__Page text__:

####################

TULALIP, Wash. - Four years ago, Jaime Taylor took a detour from the
University of Washington to pursue an interest in flying. On May 22, she
becomes an aviation pioneer.

Taylor, 26, will represent the Tulalip Tribes in a three-state flight to
spotlight aviation as a career path for young American Indians.

Taylor, Cherokee, will fly a single-engine, four-seat general aviation
airplane from a campus of Northwest Indian. College west of Marysville,
Wash., to D-Q Tribal College west of Davis, Calif. The flight will be
filmed from a chase plane and made into a documentary, according to
organizer Lee Carson.

Carson said Taylor's flight will set numerous firsts: First female American
Indian pilot; first unofficial speed record between two tribal colleges;
first flight recognizing tribal youth programs and respective American
Indian nations; and first documentary film encouraging young American
Indians to pursue challenging non-traditional professions, such as

"No speed record, official or non-official, has ever been established by a
Native American pilot in the history of general aviation," Carson said.

Nike and the Tulalip Casino are cosponsors of the flight. "I'll be wearing
a lot of Nike gear," Taylor said.

####################

__To be done__:
1. In the article on Jaime Taylor's flight, which two sponsors are named as cosponsors of the flight?
2. Echo the passage of the article on Jaime Taylor's flight that opens with the words containing "TULALIP, Wash. - Four" and closes with "an aviation pioneer.".
The material after this point has no connection to the article on Jaime Taylor's flight.

####################

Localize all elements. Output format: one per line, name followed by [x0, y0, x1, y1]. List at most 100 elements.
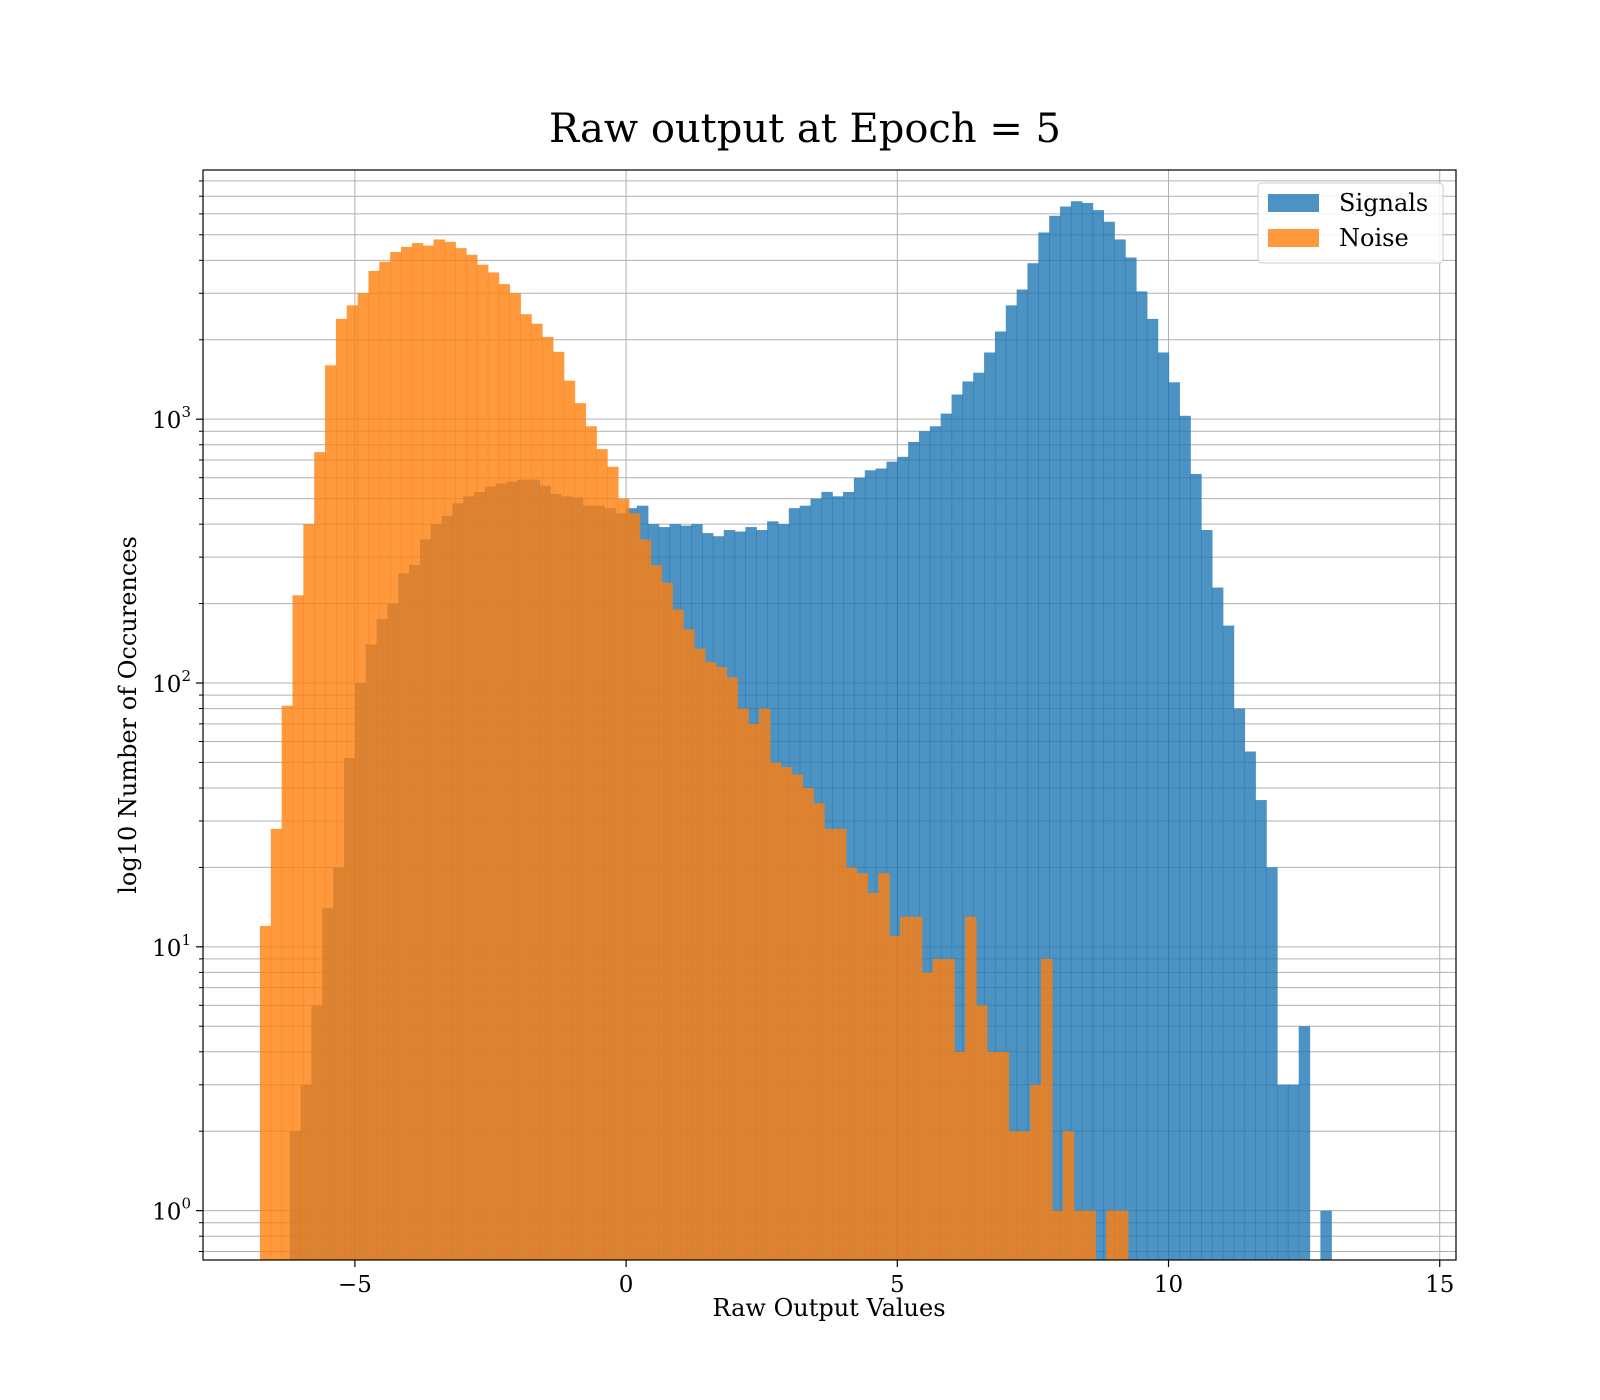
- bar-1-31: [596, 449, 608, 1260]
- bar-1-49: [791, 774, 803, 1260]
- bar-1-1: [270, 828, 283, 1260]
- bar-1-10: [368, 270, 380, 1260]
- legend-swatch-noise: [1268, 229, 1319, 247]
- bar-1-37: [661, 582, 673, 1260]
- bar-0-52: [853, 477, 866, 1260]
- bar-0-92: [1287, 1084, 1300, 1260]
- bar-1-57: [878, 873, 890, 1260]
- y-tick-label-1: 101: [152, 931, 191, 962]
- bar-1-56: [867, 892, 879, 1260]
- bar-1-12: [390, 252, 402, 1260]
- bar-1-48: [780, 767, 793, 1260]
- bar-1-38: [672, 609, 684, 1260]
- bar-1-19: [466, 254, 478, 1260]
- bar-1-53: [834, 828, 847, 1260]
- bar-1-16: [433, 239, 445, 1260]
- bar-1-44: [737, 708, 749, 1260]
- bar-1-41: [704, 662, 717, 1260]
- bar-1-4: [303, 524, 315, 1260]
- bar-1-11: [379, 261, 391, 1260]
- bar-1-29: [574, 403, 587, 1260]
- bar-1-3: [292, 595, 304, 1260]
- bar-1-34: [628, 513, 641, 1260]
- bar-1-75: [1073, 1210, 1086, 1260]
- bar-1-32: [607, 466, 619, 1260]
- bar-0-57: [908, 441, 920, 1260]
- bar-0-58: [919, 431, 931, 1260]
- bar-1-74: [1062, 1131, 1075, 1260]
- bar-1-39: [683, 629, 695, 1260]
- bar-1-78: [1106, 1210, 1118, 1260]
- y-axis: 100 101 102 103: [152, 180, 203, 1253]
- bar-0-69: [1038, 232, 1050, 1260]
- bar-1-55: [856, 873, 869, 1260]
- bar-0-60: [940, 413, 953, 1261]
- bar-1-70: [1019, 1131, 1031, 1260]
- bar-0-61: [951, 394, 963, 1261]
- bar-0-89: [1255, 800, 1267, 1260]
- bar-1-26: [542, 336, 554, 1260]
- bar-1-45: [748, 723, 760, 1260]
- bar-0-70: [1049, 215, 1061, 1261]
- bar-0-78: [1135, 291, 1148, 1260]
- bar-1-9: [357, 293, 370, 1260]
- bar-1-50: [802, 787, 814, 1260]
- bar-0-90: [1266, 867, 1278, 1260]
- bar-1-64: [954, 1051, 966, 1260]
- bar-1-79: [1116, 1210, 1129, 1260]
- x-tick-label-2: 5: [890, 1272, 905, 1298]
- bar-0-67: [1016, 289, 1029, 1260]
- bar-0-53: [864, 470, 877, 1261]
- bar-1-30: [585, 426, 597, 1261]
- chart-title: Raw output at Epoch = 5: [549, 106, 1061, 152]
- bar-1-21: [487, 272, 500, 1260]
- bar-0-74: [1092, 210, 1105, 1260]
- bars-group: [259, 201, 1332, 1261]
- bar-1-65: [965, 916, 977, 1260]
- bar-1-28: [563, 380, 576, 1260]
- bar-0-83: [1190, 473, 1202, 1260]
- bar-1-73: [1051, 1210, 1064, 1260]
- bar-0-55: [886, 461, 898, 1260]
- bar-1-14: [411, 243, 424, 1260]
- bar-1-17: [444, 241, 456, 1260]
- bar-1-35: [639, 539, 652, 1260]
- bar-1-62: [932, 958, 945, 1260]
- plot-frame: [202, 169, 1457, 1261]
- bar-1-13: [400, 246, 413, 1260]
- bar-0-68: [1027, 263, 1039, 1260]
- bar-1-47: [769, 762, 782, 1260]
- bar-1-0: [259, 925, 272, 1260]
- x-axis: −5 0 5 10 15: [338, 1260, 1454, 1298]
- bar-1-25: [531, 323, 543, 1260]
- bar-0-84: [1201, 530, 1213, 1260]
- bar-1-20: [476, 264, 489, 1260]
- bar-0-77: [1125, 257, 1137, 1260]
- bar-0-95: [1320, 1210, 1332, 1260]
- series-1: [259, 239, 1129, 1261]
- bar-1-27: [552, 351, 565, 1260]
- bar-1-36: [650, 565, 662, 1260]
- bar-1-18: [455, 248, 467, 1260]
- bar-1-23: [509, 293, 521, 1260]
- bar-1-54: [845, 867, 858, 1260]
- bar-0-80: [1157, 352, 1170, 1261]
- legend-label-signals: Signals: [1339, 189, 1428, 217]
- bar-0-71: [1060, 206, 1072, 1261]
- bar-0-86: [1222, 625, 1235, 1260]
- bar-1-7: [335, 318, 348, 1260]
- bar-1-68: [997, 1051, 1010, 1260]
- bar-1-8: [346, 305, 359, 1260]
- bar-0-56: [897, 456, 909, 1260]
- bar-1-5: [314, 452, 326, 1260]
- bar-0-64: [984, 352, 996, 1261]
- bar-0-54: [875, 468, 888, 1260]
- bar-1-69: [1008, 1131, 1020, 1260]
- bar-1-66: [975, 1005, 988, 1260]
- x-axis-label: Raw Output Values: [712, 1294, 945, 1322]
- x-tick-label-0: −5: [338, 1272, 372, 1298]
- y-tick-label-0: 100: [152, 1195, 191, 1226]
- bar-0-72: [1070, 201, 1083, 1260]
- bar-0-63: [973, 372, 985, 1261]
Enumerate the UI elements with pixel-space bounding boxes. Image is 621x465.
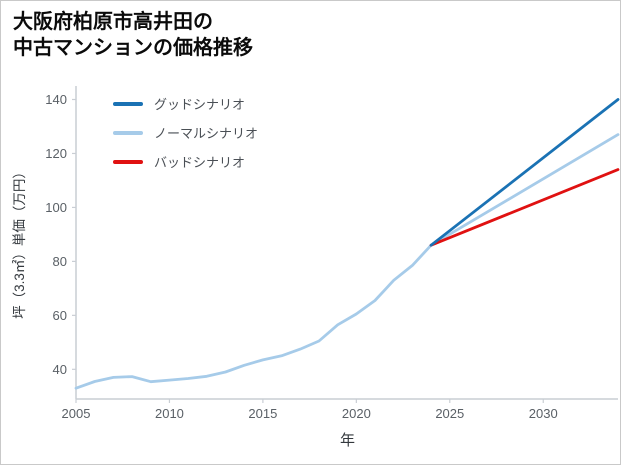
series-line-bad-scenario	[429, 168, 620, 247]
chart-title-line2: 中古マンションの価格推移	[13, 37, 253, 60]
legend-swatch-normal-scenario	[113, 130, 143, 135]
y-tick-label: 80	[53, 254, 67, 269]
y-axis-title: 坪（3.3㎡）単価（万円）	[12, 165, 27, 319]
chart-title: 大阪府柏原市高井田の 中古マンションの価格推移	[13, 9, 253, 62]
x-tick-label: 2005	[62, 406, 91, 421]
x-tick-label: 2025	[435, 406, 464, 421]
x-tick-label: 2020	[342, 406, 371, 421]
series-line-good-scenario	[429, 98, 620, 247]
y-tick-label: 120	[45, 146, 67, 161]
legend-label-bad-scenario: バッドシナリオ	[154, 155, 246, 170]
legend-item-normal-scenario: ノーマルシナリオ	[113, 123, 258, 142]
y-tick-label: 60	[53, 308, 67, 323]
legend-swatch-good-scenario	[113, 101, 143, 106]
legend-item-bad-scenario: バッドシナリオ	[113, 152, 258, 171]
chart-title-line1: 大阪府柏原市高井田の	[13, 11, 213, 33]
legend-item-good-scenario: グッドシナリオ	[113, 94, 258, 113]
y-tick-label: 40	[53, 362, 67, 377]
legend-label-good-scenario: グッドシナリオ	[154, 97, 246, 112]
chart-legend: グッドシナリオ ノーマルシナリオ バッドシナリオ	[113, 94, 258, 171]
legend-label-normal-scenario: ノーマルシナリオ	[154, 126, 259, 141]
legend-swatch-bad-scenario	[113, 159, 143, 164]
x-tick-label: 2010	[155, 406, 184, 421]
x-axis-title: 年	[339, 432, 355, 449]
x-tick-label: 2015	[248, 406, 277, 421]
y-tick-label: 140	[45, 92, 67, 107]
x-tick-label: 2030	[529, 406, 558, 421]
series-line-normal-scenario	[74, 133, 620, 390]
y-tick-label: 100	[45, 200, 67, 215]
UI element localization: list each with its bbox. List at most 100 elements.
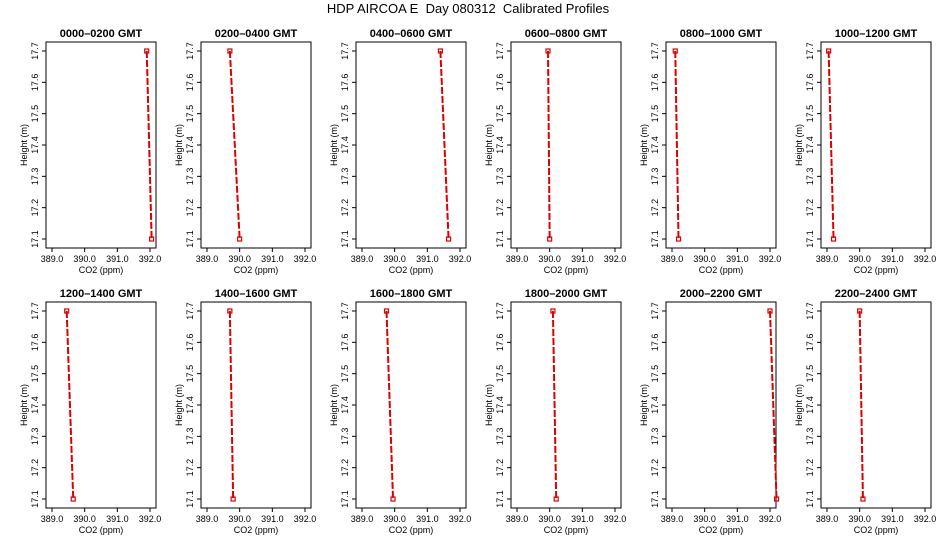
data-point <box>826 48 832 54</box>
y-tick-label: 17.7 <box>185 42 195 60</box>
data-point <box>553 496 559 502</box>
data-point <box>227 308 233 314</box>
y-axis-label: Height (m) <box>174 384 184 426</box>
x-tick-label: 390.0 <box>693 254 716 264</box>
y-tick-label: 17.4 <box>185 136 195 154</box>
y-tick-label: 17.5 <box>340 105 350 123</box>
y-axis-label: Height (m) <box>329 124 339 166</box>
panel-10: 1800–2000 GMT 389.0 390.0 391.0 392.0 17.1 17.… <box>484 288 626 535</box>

####################

__Results__:
1. Nike and the Tulalip Casino.

2.
TULALIP, Wash. - Four years ago, Jaime Taylor took a detour from the
University of Washington to pursue an interest in flying. On May 22, she
becomes an aviation pioneer.